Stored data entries

────────────────────────────────────────

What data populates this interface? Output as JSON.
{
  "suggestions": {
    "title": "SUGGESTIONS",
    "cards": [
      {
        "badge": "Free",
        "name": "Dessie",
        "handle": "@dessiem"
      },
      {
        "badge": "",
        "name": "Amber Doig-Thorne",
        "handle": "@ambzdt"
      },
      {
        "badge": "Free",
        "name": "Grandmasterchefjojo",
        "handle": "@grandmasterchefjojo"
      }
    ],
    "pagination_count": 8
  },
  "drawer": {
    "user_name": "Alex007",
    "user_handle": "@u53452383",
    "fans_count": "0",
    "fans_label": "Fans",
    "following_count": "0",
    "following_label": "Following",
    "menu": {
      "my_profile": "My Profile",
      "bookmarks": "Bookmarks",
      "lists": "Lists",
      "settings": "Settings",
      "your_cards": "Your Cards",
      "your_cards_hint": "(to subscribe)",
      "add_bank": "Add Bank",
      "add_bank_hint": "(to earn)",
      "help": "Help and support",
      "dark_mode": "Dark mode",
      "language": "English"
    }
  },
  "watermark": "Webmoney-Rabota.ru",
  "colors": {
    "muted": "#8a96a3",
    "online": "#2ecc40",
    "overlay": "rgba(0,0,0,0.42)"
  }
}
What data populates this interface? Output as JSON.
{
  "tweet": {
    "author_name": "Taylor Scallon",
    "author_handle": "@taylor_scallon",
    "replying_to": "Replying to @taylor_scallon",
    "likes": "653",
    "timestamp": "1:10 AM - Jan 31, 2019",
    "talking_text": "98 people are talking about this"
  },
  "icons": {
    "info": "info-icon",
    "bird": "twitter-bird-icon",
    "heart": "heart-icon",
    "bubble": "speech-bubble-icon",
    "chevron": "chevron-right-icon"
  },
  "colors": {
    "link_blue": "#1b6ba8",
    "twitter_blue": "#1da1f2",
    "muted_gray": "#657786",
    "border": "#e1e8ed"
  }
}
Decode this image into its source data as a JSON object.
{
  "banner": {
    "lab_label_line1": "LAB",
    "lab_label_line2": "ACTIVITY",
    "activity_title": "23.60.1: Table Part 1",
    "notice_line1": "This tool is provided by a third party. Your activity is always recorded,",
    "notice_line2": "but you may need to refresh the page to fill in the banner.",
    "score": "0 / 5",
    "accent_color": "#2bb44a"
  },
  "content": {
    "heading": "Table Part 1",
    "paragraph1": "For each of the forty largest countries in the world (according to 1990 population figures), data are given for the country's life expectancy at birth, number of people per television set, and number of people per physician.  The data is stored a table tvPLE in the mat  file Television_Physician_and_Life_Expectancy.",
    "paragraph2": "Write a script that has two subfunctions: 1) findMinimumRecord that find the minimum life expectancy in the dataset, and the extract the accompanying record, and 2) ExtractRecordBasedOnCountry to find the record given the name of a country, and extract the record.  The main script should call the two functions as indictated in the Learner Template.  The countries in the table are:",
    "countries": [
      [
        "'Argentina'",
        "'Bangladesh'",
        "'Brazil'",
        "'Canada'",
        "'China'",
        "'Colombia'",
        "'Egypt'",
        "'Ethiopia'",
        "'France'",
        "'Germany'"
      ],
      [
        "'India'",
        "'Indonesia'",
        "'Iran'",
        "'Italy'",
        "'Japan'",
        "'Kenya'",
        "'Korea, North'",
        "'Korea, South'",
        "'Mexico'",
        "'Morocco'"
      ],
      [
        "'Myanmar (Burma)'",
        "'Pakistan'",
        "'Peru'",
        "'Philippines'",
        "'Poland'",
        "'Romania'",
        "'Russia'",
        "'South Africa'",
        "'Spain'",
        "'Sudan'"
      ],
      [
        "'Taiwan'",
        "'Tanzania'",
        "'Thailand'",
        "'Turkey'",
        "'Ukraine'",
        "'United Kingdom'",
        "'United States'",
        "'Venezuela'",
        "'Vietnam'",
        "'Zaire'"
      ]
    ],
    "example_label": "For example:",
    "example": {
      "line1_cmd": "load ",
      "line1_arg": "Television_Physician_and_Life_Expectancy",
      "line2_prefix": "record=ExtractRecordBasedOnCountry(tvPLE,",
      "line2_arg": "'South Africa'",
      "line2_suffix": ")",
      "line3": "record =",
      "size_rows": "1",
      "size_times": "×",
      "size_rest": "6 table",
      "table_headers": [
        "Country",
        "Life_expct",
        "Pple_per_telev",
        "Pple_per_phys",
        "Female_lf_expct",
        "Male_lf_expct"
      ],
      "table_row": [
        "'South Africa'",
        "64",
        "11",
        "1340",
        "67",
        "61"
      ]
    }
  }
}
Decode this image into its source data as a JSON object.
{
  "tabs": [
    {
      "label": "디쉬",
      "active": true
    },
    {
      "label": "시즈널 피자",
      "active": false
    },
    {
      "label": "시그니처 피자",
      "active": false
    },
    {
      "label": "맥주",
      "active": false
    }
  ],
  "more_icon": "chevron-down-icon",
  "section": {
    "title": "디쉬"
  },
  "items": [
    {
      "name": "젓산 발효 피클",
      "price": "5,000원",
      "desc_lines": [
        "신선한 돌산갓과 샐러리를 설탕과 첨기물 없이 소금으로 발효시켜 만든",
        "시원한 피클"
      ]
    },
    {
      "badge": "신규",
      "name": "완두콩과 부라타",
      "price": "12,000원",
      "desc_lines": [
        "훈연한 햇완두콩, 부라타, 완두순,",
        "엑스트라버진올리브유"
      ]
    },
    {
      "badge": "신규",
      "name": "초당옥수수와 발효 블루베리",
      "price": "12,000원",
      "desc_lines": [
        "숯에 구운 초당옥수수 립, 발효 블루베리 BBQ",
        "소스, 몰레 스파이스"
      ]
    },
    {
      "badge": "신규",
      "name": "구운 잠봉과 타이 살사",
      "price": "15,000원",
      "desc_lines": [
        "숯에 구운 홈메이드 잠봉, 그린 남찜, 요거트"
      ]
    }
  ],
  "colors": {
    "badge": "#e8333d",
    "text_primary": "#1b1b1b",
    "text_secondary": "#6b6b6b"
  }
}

────────────────────────────────────────

▶ [Task description]: Please restate the data word for word, every record included.

▶ [Response to this task]:
What data populates this interface? Output as JSON.
{
  "suggestions": {
    "title": "SUGGESTIONS",
    "cards": [
      {
        "badge": "Free",
        "name": "Dessie",
        "handle": "@dessiem"
      },
      {
        "badge": "",
        "name": "Amber Doig-Thorne",
        "handle": "@ambzdt"
      },
      {
        "badge": "Free",
        "name": "Grandmasterchefjojo",
        "handle": "@grandmasterchefjojo"
      }
    ],
    "pagination_count": 8
  },
  "drawer": {
    "user_name": "Alex007",
    "user_handle": "@u53452383",
    "fans_count": "0",
    "fans_label": "Fans",
    "following_count": "0",
    "following_label": "Following",
    "menu": {
      "my_profile": "My Profile",
      "bookmarks": "Bookmarks",
      "lists": "Lists",
      "settings": "Settings",
      "your_cards": "Your Cards",
      "your_cards_hint": "(to subscribe)",
      "add_bank": "Add Bank",
      "add_bank_hint": "(to earn)",
      "help": "Help and support",
      "dark_mode": "Dark mode",
      "language": "English"
    }
  },
  "watermark": "Webmoney-Rabota.ru",
  "colors": {
    "muted": "#8a96a3",
    "online": "#2ecc40",
    "overlay": "rgba(0,0,0,0.42)"
  }
}
What data populates this interface? Output as JSON.
{
  "tweet": {
    "author_name": "Taylor Scallon",
    "author_handle": "@taylor_scallon",
    "replying_to": "Replying to @taylor_scallon",
    "likes": "653",
    "timestamp": "1:10 AM - Jan 31, 2019",
    "talking_text": "98 people are talking about this"
  },
  "icons": {
    "info": "info-icon",
    "bird": "twitter-bird-icon",
    "heart": "heart-icon",
    "bubble": "speech-bubble-icon",
    "chevron": "chevron-right-icon"
  },
  "colors": {
    "link_blue": "#1b6ba8",
    "twitter_blue": "#1da1f2",
    "muted_gray": "#657786",
    "border": "#e1e8ed"
  }
}
Decode this image into its source data as a JSON object.
{
  "banner": {
    "lab_label_line1": "LAB",
    "lab_label_line2": "ACTIVITY",
    "activity_title": "23.60.1: Table Part 1",
    "notice_line1": "This tool is provided by a third party. Your activity is always recorded,",
    "notice_line2": "but you may need to refresh the page to fill in the banner.",
    "score": "0 / 5",
    "accent_color": "#2bb44a"
  },
  "content": {
    "heading": "Table Part 1",
    "paragraph1": "For each of the forty largest countries in the world (according to 1990 population figures), data are given for the country's life expectancy at birth, number of people per television set, and number of people per physician.  The data is stored a table tvPLE in the mat  file Television_Physician_and_Life_Expectancy.",
    "paragraph2": "Write a script that has two subfunctions: 1) findMinimumRecord that find the minimum life expectancy in the dataset, and the extract the accompanying record, and 2) ExtractRecordBasedOnCountry to find the record given the name of a country, and extract the record.  The main script should call the two functions as indictated in the Learner Template.  The countries in the table are:",
    "countries": [
      [
        "'Argentina'",
        "'Bangladesh'",
        "'Brazil'",
        "'Canada'",
        "'China'",
        "'Colombia'",
        "'Egypt'",
        "'Ethiopia'",
        "'France'",
        "'Germany'"
      ],
      [
        "'India'",
        "'Indonesia'",
        "'Iran'",
        "'Italy'",
        "'Japan'",
        "'Kenya'",
        "'Korea, North'",
        "'Korea, South'",
        "'Mexico'",
        "'Morocco'"
      ],
      [
        "'Myanmar (Burma)'",
        "'Pakistan'",
        "'Peru'",
        "'Philippines'",
        "'Poland'",
        "'Romania'",
        "'Russia'",
        "'South Africa'",
        "'Spain'",
        "'Sudan'"
      ],
      [
        "'Taiwan'",
        "'Tanzania'",
        "'Thailand'",
        "'Turkey'",
        "'Ukraine'",
        "'United Kingdom'",
        "'United States'",
        "'Venezuela'",
        "'Vietnam'",
        "'Zaire'"
      ]
    ],
    "example_label": "For example:",
    "example": {
      "line1_cmd": "load ",
      "line1_arg": "Television_Physician_and_Life_Expectancy",
      "line2_prefix": "record=ExtractRecordBasedOnCountry(tvPLE,",
      "line2_arg": "'South Africa'",
      "line2_suffix": ")",
      "line3": "record =",
      "size_rows": "1",
      "size_times": "×",
      "size_rest": "6 table",
      "table_headers": [
        "Country",
        "Life_expct",
        "Pple_per_telev",
        "Pple_per_phys",
        "Female_lf_expct",
        "Male_lf_expct"
      ],
      "table_row": [
        "'South Africa'",
        "64",
        "11",
        "1340",
        "67",
        "61"
      ]
    }
  }
}
Decode this image into its source data as a JSON object.
{
  "tabs": [
    {
      "label": "디쉬",
      "active": true
    },
    {
      "label": "시즈널 피자",
      "active": false
    },
    {
      "label": "시그니처 피자",
      "active": false
    },
    {
      "label": "맥주",
      "active": false
    }
  ],
  "more_icon": "chevron-down-icon",
  "section": {
    "title": "디쉬"
  },
  "items": [
    {
      "name": "젓산 발효 피클",
      "price": "5,000원",
      "desc_lines": [
        "신선한 돌산갓과 샐러리를 설탕과 첨기물 없이 소금으로 발효시켜 만든",
        "시원한 피클"
      ]
    },
    {
      "badge": "신규",
      "name": "완두콩과 부라타",
      "price": "12,000원",
      "desc_lines": [
        "훈연한 햇완두콩, 부라타, 완두순,",
        "엑스트라버진올리브유"
      ]
    },
    {
      "badge": "신규",
      "name": "초당옥수수와 발효 블루베리",
      "price": "12,000원",
      "desc_lines": [
        "숯에 구운 초당옥수수 립, 발효 블루베리 BBQ",
        "소스, 몰레 스파이스"
      ]
    },
    {
      "badge": "신규",
      "name": "구운 잠봉과 타이 살사",
      "price": "15,000원",
      "desc_lines": [
        "숯에 구운 홈메이드 잠봉, 그린 남찜, 요거트"
      ]
    }
  ],
  "colors": {
    "badge": "#e8333d",
    "text_primary": "#1b1b1b",
    "text_secondary": "#6b6b6b"
  }
}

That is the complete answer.